[START]

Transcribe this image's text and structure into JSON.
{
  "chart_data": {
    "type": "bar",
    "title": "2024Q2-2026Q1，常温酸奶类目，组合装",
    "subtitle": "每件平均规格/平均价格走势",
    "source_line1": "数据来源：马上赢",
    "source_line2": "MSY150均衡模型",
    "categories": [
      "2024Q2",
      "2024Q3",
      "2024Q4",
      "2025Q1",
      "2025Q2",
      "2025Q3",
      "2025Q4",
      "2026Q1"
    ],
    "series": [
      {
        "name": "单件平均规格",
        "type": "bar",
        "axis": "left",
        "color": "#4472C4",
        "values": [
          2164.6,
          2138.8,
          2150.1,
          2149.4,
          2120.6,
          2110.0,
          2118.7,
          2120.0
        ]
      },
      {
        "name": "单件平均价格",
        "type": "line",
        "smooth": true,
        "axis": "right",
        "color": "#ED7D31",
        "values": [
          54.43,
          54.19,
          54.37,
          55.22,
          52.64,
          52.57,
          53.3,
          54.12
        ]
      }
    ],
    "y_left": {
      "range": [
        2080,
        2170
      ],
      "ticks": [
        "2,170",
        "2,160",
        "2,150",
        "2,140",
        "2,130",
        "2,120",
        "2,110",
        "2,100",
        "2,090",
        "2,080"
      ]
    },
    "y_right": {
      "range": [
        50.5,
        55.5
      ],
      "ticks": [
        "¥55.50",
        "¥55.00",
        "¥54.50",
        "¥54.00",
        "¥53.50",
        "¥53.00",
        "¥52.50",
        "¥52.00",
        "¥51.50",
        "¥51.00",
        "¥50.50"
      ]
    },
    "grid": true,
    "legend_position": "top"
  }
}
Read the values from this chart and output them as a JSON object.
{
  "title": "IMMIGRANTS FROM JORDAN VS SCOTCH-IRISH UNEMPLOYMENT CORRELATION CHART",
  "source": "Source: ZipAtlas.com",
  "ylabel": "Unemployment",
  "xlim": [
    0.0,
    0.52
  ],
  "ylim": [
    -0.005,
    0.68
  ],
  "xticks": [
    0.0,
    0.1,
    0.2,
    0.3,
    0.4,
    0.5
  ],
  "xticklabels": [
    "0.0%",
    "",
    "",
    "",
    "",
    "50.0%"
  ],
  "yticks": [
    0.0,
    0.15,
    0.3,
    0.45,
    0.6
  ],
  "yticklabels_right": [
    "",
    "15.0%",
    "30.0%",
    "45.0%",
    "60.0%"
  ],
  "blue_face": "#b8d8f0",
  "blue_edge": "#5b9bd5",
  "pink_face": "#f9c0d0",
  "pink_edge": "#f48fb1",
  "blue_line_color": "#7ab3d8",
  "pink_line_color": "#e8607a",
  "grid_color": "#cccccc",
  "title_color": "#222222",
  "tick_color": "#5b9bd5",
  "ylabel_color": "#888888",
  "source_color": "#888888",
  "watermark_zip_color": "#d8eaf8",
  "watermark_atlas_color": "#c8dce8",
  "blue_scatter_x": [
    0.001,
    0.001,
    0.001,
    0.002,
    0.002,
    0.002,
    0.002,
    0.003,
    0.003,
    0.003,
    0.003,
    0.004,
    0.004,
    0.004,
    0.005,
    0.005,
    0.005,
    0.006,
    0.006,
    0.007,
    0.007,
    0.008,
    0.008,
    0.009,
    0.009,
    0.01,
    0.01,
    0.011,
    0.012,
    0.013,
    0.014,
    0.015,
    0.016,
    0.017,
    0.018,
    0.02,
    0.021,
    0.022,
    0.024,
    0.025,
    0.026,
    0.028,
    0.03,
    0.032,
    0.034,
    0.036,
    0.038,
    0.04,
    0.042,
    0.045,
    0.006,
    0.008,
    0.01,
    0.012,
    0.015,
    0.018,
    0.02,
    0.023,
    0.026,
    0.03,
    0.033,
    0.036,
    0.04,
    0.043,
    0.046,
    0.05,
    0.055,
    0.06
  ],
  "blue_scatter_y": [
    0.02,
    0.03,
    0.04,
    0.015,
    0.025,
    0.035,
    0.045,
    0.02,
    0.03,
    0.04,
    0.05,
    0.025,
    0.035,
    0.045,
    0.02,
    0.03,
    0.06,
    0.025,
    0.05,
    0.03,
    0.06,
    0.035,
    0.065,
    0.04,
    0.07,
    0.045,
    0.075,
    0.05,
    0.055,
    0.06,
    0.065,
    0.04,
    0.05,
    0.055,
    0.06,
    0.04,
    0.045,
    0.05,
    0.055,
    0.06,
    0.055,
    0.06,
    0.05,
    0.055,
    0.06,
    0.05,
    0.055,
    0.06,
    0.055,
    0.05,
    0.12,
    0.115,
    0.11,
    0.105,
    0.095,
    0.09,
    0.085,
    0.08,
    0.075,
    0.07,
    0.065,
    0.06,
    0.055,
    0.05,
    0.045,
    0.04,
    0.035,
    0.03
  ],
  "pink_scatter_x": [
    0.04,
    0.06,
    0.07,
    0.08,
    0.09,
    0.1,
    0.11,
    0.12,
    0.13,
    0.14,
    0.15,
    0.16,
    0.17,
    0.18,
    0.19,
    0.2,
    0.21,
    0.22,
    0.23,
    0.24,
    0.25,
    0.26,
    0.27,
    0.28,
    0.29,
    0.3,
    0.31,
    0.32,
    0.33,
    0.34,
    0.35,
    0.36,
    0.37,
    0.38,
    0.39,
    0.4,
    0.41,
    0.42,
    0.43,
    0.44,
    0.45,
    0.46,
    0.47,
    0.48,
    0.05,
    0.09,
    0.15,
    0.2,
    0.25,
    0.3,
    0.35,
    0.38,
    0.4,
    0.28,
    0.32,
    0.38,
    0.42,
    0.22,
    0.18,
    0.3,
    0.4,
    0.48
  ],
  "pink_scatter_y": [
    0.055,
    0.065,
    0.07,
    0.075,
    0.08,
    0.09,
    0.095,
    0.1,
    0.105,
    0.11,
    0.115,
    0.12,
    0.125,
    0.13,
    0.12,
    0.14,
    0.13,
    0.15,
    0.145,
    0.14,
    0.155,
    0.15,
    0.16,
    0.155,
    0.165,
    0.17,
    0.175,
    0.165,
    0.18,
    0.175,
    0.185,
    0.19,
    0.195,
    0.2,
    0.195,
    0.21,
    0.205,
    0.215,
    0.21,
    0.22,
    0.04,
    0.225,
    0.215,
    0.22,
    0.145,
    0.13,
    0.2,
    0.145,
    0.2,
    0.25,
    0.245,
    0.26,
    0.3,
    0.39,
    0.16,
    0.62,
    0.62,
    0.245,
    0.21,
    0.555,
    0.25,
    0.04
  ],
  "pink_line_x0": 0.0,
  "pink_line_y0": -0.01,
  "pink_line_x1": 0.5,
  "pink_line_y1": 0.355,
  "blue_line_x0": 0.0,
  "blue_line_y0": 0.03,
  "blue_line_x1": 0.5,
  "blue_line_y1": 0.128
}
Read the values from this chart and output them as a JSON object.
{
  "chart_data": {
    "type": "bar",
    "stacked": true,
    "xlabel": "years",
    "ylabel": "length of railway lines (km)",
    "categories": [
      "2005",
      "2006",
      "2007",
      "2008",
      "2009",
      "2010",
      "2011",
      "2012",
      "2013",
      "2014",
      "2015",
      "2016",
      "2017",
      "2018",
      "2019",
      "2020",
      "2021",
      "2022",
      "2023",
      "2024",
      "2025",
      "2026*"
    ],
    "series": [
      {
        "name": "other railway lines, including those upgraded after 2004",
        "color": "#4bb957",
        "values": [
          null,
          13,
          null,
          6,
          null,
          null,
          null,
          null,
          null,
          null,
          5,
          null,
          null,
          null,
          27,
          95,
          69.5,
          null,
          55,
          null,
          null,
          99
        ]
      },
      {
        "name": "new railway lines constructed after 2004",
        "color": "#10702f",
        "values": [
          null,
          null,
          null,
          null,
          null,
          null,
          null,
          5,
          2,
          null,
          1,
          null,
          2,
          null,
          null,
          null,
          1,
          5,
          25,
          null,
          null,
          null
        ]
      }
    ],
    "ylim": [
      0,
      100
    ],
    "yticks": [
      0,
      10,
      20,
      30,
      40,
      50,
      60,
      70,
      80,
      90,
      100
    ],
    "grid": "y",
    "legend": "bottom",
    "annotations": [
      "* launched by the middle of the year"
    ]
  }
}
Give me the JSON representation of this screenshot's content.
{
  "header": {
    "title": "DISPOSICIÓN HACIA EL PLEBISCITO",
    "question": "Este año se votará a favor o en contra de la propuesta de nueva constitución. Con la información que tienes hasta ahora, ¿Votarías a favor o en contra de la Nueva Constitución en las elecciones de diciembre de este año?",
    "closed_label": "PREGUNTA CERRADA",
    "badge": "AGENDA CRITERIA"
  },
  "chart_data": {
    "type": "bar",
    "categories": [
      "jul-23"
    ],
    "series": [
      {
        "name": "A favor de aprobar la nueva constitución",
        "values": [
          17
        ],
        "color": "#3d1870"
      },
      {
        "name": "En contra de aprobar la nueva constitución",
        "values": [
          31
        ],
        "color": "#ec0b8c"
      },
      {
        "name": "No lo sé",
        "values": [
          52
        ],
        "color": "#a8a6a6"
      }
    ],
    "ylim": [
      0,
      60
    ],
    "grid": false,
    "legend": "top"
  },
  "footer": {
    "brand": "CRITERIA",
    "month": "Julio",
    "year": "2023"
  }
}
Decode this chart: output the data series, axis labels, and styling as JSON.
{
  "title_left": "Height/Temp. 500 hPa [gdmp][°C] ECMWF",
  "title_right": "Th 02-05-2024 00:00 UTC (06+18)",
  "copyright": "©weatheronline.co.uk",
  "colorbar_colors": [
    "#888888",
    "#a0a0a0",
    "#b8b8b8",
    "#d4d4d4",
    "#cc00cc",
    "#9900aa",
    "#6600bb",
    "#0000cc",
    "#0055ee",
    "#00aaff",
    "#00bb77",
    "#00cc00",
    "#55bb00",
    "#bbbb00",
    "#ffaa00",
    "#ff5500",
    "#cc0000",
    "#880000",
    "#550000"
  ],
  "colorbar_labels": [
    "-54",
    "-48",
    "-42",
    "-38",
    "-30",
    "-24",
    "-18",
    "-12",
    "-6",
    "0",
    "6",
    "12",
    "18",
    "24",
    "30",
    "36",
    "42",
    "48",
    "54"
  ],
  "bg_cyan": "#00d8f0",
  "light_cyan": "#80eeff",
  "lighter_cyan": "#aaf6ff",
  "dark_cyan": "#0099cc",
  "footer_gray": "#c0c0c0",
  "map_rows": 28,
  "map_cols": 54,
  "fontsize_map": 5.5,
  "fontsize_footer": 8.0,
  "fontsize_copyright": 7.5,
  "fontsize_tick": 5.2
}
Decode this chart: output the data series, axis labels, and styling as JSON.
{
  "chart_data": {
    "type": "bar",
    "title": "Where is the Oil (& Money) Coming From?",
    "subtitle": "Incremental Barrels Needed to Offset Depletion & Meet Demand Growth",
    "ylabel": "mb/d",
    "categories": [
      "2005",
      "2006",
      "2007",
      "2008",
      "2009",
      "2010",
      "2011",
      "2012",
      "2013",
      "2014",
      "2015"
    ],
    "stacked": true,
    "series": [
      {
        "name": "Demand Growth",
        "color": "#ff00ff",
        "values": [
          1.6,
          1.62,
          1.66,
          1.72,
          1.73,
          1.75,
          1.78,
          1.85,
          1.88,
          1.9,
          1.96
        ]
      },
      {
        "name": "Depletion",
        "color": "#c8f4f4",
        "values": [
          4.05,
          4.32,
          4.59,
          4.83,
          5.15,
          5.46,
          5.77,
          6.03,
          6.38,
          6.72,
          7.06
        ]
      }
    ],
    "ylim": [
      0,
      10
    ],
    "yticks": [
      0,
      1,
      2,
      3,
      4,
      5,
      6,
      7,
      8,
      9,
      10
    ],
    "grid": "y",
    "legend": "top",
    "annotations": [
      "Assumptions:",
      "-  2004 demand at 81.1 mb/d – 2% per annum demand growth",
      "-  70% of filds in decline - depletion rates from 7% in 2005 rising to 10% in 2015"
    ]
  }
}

[END]

Stated task
Every line holding "axis" should be copied out.

Result
        "axis": "left",
        "axis": "right",
Decode this chart: output the data series, axis labels, and styling as JSON.
Decode this chart: output the data series, axis labels, and styling as JSON.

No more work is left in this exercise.